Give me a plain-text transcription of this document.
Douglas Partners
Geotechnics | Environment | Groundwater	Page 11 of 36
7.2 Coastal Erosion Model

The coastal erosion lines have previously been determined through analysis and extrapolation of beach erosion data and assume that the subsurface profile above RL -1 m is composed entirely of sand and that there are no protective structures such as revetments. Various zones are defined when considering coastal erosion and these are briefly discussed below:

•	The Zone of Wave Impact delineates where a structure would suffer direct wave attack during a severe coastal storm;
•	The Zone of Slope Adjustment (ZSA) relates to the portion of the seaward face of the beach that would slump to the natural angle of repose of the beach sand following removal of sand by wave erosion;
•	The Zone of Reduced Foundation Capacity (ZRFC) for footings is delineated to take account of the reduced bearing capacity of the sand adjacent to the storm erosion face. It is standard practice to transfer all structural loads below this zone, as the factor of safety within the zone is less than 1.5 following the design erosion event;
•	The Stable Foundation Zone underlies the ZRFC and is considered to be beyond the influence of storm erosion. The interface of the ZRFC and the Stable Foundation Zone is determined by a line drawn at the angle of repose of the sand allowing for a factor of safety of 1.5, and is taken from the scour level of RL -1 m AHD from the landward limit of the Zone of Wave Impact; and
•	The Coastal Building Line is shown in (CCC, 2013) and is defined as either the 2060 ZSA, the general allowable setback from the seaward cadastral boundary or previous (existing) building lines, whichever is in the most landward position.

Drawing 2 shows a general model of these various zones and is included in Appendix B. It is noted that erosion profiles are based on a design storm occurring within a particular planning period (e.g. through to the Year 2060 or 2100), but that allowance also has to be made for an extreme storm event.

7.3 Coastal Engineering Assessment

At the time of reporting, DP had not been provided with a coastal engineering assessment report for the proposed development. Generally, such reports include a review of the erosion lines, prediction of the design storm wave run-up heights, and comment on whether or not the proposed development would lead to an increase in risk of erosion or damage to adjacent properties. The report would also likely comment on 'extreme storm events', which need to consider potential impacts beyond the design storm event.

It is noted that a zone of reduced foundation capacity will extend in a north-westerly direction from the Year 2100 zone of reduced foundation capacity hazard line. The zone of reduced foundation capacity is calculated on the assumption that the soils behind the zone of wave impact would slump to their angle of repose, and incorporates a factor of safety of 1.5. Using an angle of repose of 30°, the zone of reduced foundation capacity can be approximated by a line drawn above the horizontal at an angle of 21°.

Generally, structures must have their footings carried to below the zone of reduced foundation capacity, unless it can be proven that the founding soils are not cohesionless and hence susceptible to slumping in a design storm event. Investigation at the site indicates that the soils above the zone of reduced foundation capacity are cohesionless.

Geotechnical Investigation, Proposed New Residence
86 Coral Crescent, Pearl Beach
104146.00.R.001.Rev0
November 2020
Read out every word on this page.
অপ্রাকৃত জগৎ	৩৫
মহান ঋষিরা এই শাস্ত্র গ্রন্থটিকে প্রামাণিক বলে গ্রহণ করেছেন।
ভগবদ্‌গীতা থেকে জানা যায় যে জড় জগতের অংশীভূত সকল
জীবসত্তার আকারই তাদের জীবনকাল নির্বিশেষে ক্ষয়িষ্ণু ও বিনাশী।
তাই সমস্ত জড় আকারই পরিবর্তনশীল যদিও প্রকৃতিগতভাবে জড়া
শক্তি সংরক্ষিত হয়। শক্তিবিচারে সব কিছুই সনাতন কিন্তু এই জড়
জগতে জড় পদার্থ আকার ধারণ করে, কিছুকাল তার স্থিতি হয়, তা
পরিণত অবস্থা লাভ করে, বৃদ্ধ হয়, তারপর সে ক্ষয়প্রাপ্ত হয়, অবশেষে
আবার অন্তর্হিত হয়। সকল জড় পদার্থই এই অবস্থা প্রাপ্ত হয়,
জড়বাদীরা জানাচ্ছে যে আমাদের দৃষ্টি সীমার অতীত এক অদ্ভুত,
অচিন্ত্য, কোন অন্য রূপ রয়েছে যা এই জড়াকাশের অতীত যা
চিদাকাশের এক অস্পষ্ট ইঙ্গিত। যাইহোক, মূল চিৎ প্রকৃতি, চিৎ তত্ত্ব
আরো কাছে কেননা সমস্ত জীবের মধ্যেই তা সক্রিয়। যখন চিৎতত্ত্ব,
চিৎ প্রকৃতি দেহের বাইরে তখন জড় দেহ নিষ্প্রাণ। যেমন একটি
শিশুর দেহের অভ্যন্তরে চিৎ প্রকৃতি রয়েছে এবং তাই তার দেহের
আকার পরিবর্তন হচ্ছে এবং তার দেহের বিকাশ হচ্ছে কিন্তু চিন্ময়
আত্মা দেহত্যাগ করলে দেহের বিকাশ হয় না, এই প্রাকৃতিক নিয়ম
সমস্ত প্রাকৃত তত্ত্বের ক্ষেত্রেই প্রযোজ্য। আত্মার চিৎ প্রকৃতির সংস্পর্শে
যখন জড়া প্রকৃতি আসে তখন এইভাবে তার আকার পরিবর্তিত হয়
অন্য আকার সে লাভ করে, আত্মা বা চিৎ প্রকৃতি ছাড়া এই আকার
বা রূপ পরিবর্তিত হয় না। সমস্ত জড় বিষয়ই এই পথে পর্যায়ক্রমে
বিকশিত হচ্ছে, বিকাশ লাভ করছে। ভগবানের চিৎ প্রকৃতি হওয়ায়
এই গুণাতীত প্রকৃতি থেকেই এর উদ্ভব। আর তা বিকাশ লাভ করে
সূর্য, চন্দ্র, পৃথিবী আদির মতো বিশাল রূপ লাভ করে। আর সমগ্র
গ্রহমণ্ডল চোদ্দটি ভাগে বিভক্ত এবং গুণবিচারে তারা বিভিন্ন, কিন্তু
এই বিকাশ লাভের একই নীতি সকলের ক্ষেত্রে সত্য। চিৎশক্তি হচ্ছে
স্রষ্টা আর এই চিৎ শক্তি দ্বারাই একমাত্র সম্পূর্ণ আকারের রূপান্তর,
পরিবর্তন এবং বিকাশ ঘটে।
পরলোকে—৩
##########
From the entries above, return each line with the word "safety" in it.

•	The Zone of Reduced Foundation Capacity (ZRFC) for footings is delineated to take account of the reduced bearing capacity of the sand adjacent to the storm erosion face. It is standard practice to transfer all structural loads below this zone, as the factor of safety within the zone is less than 1.5 following the design erosion event;
•	The Stable Foundation Zone underlies the ZRFC and is considered to be beyond the influence of storm erosion. The interface of the ZRFC and the Stable Foundation Zone is determined by a line drawn at the angle of repose of the sand allowing for a factor of safety of 1.5, and is taken from the scour level of RL -1 m AHD from the landward limit of the Zone of Wave Impact; and
It is noted that a zone of reduced foundation capacity will extend in a north-westerly direction from the Year 2100 zone of reduced foundation capacity hazard line. The zone of reduced foundation capacity is calculated on the assumption that the soils behind the zone of wave impact would slump to their angle of repose, and incorporates a factor of safety of 1.5. Using an angle of repose of 30°, the zone of reduced foundation capacity can be approximated by a line drawn above the horizontal at an angle of 21°.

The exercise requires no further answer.